Requirements:
How many lines of these records hold the string "sehingga"? Reply with the number alone.

Data to process:
□ □ □

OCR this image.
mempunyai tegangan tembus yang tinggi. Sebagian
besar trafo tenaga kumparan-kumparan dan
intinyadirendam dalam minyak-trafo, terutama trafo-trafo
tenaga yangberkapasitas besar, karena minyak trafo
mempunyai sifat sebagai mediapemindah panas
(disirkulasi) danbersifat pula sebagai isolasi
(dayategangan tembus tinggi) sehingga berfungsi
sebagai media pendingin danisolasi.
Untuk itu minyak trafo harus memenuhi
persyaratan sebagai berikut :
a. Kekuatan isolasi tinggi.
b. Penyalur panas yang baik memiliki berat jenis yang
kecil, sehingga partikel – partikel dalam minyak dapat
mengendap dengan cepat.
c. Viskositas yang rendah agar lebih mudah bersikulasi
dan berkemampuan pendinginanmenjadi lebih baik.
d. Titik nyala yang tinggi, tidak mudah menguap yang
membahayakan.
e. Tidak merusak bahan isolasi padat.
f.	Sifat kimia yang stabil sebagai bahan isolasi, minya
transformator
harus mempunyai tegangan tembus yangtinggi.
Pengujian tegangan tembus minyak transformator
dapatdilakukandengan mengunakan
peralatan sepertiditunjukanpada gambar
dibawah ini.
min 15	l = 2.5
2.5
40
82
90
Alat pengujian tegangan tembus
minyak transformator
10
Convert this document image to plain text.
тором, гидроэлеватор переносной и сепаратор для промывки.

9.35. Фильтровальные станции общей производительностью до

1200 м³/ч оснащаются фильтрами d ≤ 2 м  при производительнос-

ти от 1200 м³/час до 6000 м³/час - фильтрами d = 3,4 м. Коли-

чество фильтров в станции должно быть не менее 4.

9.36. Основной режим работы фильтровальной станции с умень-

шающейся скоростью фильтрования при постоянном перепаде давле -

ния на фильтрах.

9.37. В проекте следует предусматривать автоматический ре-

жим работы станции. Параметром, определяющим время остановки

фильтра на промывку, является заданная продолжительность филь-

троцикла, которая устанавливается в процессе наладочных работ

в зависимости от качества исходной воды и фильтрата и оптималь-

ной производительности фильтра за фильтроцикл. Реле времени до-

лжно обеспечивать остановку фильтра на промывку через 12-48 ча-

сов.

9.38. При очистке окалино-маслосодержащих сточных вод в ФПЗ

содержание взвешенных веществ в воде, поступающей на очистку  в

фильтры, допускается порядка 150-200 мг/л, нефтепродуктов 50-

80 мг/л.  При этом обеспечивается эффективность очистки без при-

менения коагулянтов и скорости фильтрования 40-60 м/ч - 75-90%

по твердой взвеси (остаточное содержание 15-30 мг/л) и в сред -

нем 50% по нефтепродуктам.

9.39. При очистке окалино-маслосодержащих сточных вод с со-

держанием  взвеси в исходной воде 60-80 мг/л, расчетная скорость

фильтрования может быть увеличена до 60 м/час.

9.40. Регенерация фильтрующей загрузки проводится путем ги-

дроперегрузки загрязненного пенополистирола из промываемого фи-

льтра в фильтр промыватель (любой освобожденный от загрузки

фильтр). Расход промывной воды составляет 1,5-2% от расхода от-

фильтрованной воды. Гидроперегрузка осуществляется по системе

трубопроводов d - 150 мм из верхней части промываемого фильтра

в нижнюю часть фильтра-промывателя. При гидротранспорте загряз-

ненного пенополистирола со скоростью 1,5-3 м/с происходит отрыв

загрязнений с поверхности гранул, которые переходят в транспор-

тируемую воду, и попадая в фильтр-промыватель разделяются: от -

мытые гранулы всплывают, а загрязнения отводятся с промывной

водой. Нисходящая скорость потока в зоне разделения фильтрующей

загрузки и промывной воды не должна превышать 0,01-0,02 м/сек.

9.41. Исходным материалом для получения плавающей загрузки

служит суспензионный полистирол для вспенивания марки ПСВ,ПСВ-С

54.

□ □ □

Solution for this task:
2